--- RECORDS SUPPLIED ---
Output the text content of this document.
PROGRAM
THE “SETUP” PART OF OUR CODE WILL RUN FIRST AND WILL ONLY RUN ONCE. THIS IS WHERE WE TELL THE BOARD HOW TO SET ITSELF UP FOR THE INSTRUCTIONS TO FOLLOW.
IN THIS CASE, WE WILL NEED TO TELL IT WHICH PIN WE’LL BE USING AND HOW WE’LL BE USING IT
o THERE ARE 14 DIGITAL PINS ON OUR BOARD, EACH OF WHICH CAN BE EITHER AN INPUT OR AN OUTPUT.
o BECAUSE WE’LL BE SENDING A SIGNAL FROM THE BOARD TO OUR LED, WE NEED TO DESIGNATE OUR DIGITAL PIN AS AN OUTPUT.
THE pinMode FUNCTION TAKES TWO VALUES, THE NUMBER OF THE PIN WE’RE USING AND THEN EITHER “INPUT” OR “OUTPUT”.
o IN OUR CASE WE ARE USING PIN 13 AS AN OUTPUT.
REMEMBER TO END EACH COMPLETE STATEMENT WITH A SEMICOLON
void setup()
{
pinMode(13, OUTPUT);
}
---
--- RECORDS SUPPLIED ---
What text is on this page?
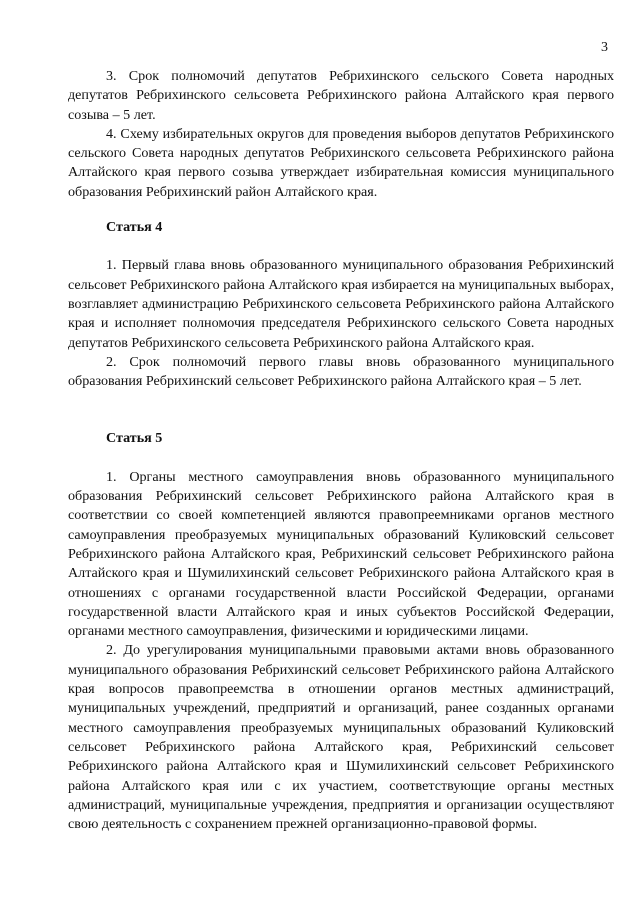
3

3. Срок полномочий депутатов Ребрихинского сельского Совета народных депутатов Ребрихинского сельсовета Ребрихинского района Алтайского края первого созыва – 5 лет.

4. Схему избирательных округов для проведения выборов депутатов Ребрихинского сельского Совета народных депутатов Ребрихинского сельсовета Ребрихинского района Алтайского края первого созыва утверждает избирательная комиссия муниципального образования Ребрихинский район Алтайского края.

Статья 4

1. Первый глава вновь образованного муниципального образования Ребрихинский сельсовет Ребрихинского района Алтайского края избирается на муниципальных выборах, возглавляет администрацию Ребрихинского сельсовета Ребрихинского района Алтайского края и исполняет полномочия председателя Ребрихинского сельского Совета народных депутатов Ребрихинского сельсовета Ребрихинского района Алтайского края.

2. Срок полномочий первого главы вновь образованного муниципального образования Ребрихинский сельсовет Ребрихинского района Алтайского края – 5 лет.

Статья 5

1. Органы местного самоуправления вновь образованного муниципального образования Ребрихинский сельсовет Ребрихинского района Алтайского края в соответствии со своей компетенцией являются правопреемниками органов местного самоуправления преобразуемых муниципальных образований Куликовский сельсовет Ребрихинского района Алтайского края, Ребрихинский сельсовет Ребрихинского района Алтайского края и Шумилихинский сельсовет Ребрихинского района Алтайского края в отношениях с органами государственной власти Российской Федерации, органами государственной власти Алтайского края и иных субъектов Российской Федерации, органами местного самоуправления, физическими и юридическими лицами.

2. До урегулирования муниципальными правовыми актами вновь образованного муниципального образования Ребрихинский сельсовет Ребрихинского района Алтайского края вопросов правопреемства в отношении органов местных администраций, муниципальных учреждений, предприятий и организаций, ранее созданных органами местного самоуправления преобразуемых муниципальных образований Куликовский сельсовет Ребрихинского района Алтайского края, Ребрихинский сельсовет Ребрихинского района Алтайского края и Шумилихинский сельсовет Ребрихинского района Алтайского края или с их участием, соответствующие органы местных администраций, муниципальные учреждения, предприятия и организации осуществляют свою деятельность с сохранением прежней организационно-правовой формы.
---
• **PROBLEM DESCRIPTION**
Using the entries above, return each line in which the word "TELL" occurs.

• **SOLUTION TO THE EXERCISE**
THE “SETUP” PART OF OUR CODE WILL RUN FIRST AND WILL ONLY RUN ONCE. THIS IS WHERE WE TELL THE BOARD HOW TO SET ITSELF UP FOR THE INSTRUCTIONS TO FOLLOW.
IN THIS CASE, WE WILL NEED TO TELL IT WHICH PIN WE’LL BE USING AND HOW WE’LL BE USING IT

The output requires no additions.